** start Input data **

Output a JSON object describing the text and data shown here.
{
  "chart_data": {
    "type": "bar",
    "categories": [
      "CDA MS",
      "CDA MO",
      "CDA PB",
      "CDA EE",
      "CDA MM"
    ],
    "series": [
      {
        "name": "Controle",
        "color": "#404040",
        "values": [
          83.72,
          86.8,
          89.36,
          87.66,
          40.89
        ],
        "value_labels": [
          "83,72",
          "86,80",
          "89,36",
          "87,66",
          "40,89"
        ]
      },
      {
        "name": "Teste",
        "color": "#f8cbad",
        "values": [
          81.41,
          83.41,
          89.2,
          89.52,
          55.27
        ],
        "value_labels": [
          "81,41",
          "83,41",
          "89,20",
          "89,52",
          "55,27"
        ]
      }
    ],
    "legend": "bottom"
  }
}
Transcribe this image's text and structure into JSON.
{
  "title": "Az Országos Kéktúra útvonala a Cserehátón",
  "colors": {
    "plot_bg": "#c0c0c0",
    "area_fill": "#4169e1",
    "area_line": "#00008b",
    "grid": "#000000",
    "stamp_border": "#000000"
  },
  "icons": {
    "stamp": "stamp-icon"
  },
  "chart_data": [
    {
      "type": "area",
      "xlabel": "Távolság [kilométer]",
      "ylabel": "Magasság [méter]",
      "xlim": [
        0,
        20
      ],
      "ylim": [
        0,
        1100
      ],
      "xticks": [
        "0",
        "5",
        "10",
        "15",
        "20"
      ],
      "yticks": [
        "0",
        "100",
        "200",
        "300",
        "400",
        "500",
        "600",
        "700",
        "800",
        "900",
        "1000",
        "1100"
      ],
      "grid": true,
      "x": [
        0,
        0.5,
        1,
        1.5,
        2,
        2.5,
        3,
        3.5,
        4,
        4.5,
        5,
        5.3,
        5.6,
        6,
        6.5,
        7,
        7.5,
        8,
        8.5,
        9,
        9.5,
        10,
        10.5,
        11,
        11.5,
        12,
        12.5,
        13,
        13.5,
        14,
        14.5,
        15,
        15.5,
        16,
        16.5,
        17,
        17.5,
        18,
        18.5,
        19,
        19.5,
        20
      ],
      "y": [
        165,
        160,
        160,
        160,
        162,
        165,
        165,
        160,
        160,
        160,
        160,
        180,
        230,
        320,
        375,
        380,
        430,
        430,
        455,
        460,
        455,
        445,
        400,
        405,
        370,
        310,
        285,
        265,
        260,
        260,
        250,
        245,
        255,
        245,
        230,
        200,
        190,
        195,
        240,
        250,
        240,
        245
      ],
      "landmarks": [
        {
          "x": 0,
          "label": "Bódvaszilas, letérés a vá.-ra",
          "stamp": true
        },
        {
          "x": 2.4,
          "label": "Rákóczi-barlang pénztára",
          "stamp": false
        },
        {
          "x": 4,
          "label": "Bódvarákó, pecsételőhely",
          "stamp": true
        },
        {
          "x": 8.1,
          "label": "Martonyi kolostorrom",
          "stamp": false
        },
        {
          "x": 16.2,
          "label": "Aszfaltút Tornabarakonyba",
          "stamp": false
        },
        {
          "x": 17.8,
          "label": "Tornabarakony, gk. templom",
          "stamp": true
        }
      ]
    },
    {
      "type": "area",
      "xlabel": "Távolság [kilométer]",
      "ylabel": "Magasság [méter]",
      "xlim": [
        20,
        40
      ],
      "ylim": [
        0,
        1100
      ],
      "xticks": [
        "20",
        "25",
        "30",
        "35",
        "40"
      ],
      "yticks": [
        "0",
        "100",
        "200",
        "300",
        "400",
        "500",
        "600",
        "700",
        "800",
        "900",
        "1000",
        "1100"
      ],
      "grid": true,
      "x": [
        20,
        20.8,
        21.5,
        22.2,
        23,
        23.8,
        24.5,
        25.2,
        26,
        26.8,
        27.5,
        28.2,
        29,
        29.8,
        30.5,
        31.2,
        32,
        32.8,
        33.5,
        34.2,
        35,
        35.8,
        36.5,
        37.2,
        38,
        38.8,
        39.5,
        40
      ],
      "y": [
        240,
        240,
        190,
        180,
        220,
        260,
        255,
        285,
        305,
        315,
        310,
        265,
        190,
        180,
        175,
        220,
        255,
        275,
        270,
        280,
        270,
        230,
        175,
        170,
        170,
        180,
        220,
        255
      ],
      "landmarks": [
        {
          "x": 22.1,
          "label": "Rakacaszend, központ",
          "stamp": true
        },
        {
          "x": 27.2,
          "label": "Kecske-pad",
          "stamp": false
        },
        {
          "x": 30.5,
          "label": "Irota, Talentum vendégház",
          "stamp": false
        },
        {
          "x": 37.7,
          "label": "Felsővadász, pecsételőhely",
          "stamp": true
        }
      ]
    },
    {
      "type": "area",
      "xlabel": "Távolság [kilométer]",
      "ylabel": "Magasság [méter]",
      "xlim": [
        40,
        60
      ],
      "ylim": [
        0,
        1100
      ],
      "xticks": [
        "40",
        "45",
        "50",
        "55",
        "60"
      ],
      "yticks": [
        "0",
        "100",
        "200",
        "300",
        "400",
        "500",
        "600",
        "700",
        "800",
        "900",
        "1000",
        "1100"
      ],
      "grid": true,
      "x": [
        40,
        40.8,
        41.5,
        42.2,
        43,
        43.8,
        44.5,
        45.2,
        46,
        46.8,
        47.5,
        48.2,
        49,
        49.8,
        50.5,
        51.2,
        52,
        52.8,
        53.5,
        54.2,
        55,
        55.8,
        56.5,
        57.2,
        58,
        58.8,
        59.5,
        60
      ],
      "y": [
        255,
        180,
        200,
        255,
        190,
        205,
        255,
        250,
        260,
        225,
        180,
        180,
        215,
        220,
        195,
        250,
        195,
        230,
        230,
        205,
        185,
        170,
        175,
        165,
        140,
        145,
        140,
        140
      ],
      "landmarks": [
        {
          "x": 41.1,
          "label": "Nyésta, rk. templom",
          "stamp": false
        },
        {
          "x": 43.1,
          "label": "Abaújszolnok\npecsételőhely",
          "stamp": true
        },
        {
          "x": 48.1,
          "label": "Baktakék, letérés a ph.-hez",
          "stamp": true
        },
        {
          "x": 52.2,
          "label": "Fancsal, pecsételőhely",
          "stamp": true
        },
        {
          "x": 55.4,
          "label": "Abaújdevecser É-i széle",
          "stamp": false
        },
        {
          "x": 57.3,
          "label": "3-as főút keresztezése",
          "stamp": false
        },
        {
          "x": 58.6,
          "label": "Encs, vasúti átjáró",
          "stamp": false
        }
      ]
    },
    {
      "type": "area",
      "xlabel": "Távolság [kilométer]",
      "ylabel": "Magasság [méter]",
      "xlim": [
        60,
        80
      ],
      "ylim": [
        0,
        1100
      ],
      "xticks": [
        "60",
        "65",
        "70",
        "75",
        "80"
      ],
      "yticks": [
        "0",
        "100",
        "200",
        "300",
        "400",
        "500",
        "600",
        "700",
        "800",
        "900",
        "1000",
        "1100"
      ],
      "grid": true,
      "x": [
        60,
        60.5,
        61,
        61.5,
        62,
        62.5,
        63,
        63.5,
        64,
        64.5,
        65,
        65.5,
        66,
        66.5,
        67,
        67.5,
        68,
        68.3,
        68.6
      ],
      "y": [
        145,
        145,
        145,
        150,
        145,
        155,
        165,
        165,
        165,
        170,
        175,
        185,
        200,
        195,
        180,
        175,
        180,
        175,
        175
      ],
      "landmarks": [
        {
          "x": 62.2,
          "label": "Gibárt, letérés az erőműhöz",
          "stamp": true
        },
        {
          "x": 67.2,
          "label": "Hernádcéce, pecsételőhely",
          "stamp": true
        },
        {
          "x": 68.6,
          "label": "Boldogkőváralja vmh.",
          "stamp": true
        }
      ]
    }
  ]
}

** end Input data **

▶ _Do this_
Would you write down every record again, exactly?

▶ _Result for this exercise_
Output a JSON object describing the text and data shown here.
{
  "chart_data": {
    "type": "bar",
    "categories": [
      "CDA MS",
      "CDA MO",
      "CDA PB",
      "CDA EE",
      "CDA MM"
    ],
    "series": [
      {
        "name": "Controle",
        "color": "#404040",
        "values": [
          83.72,
          86.8,
          89.36,
          87.66,
          40.89
        ],
        "value_labels": [
          "83,72",
          "86,80",
          "89,36",
          "87,66",
          "40,89"
        ]
      },
      {
        "name": "Teste",
        "color": "#f8cbad",
        "values": [
          81.41,
          83.41,
          89.2,
          89.52,
          55.27
        ],
        "value_labels": [
          "81,41",
          "83,41",
          "89,20",
          "89,52",
          "55,27"
        ]
      }
    ],
    "legend": "bottom"
  }
}
Transcribe this image's text and structure into JSON.
{
  "title": "Az Országos Kéktúra útvonala a Cserehátón",
  "colors": {
    "plot_bg": "#c0c0c0",
    "area_fill": "#4169e1",
    "area_line": "#00008b",
    "grid": "#000000",
    "stamp_border": "#000000"
  },
  "icons": {
    "stamp": "stamp-icon"
  },
  "chart_data": [
    {
      "type": "area",
      "xlabel": "Távolság [kilométer]",
      "ylabel": "Magasság [méter]",
      "xlim": [
        0,
        20
      ],
      "ylim": [
        0,
        1100
      ],
      "xticks": [
        "0",
        "5",
        "10",
        "15",
        "20"
      ],
      "yticks": [
        "0",
        "100",
        "200",
        "300",
        "400",
        "500",
        "600",
        "700",
        "800",
        "900",
        "1000",
        "1100"
      ],
      "grid": true,
      "x": [
        0,
        0.5,
        1,
        1.5,
        2,
        2.5,
        3,
        3.5,
        4,
        4.5,
        5,
        5.3,
        5.6,
        6,
        6.5,
        7,
        7.5,
        8,
        8.5,
        9,
        9.5,
        10,
        10.5,
        11,
        11.5,
        12,
        12.5,
        13,
        13.5,
        14,
        14.5,
        15,
        15.5,
        16,
        16.5,
        17,
        17.5,
        18,
        18.5,
        19,
        19.5,
        20
      ],
      "y": [
        165,
        160,
        160,
        160,
        162,
        165,
        165,
        160,
        160,
        160,
        160,
        180,
        230,
        320,
        375,
        380,
        430,
        430,
        455,
        460,
        455,
        445,
        400,
        405,
        370,
        310,
        285,
        265,
        260,
        260,
        250,
        245,
        255,
        245,
        230,
        200,
        190,
        195,
        240,
        250,
        240,
        245
      ],
      "landmarks": [
        {
          "x": 0,
          "label": "Bódvaszilas, letérés a vá.-ra",
          "stamp": true
        },
        {
          "x": 2.4,
          "label": "Rákóczi-barlang pénztára",
          "stamp": false
        },
        {
          "x": 4,
          "label": "Bódvarákó, pecsételőhely",
          "stamp": true
        },
        {
          "x": 8.1,
          "label": "Martonyi kolostorrom",
          "stamp": false
        },
        {
          "x": 16.2,
          "label": "Aszfaltút Tornabarakonyba",
          "stamp": false
        },
        {
          "x": 17.8,
          "label": "Tornabarakony, gk. templom",
          "stamp": true
        }
      ]
    },
    {
      "type": "area",
      "xlabel": "Távolság [kilométer]",
      "ylabel": "Magasság [méter]",
      "xlim": [
        20,
        40
      ],
      "ylim": [
        0,
        1100
      ],
      "xticks": [
        "20",
        "25",
        "30",
        "35",
        "40"
      ],
      "yticks": [
        "0",
        "100",
        "200",
        "300",
        "400",
        "500",
        "600",
        "700",
        "800",
        "900",
        "1000",
        "1100"
      ],
      "grid": true,
      "x": [
        20,
        20.8,
        21.5,
        22.2,
        23,
        23.8,
        24.5,
        25.2,
        26,
        26.8,
        27.5,
        28.2,
        29,
        29.8,
        30.5,
        31.2,
        32,
        32.8,
        33.5,
        34.2,
        35,
        35.8,
        36.5,
        37.2,
        38,
        38.8,
        39.5,
        40
      ],
      "y": [
        240,
        240,
        190,
        180,
        220,
        260,
        255,
        285,
        305,
        315,
        310,
        265,
        190,
        180,
        175,
        220,
        255,
        275,
        270,
        280,
        270,
        230,
        175,
        170,
        170,
        180,
        220,
        255
      ],
      "landmarks": [
        {
          "x": 22.1,
          "label": "Rakacaszend, központ",
          "stamp": true
        },
        {
          "x": 27.2,
          "label": "Kecske-pad",
          "stamp": false
        },
        {
          "x": 30.5,
          "label": "Irota, Talentum vendégház",
          "stamp": false
        },
        {
          "x": 37.7,
          "label": "Felsővadász, pecsételőhely",
          "stamp": true
        }
      ]
    },
    {
      "type": "area",
      "xlabel": "Távolság [kilométer]",
      "ylabel": "Magasság [méter]",
      "xlim": [
        40,
        60
      ],
      "ylim": [
        0,
        1100
      ],
      "xticks": [
        "40",
        "45",
        "50",
        "55",
        "60"
      ],
      "yticks": [
        "0",
        "100",
        "200",
        "300",
        "400",
        "500",
        "600",
        "700",
        "800",
        "900",
        "1000",
        "1100"
      ],
      "grid": true,
      "x": [
        40,
        40.8,
        41.5,
        42.2,
        43,
        43.8,
        44.5,
        45.2,
        46,
        46.8,
        47.5,
        48.2,
        49,
        49.8,
        50.5,
        51.2,
        52,
        52.8,
        53.5,
        54.2,
        55,
        55.8,
        56.5,
        57.2,
        58,
        58.8,
        59.5,
        60
      ],
      "y": [
        255,
        180,
        200,
        255,
        190,
        205,
        255,
        250,
        260,
        225,
        180,
        180,
        215,
        220,
        195,
        250,
        195,
        230,
        230,
        205,
        185,
        170,
        175,
        165,
        140,
        145,
        140,
        140
      ],
      "landmarks": [
        {
          "x": 41.1,
          "label": "Nyésta, rk. templom",
          "stamp": false
        },
        {
          "x": 43.1,
          "label": "Abaújszolnok\npecsételőhely",
          "stamp": true
        },
        {
          "x": 48.1,
          "label": "Baktakék, letérés a ph.-hez",
          "stamp": true
        },
        {
          "x": 52.2,
          "label": "Fancsal, pecsételőhely",
          "stamp": true
        },
        {
          "x": 55.4,
          "label": "Abaújdevecser É-i széle",
          "stamp": false
        },
        {
          "x": 57.3,
          "label": "3-as főút keresztezése",
          "stamp": false
        },
        {
          "x": 58.6,
          "label": "Encs, vasúti átjáró",
          "stamp": false
        }
      ]
    },
    {
      "type": "area",
      "xlabel": "Távolság [kilométer]",
      "ylabel": "Magasság [méter]",
      "xlim": [
        60,
        80
      ],
      "ylim": [
        0,
        1100
      ],
      "xticks": [
        "60",
        "65",
        "70",
        "75",
        "80"
      ],
      "yticks": [
        "0",
        "100",
        "200",
        "300",
        "400",
        "500",
        "600",
        "700",
        "800",
        "900",
        "1000",
        "1100"
      ],
      "grid": true,
      "x": [
        60,
        60.5,
        61,
        61.5,
        62,
        62.5,
        63,
        63.5,
        64,
        64.5,
        65,
        65.5,
        66,
        66.5,
        67,
        67.5,
        68,
        68.3,
        68.6
      ],
      "y": [
        145,
        145,
        145,
        150,
        145,
        155,
        165,
        165,
        165,
        170,
        175,
        185,
        200,
        195,
        180,
        175,
        180,
        175,
        175
      ],
      "landmarks": [
        {
          "x": 62.2,
          "label": "Gibárt, letérés az erőműhöz",
          "stamp": true
        },
        {
          "x": 67.2,
          "label": "Hernádcéce, pecsételőhely",
          "stamp": true
        },
        {
          "x": 68.6,
          "label": "Boldogkőváralja vmh.",
          "stamp": true
        }
      ]
    }
  ]
}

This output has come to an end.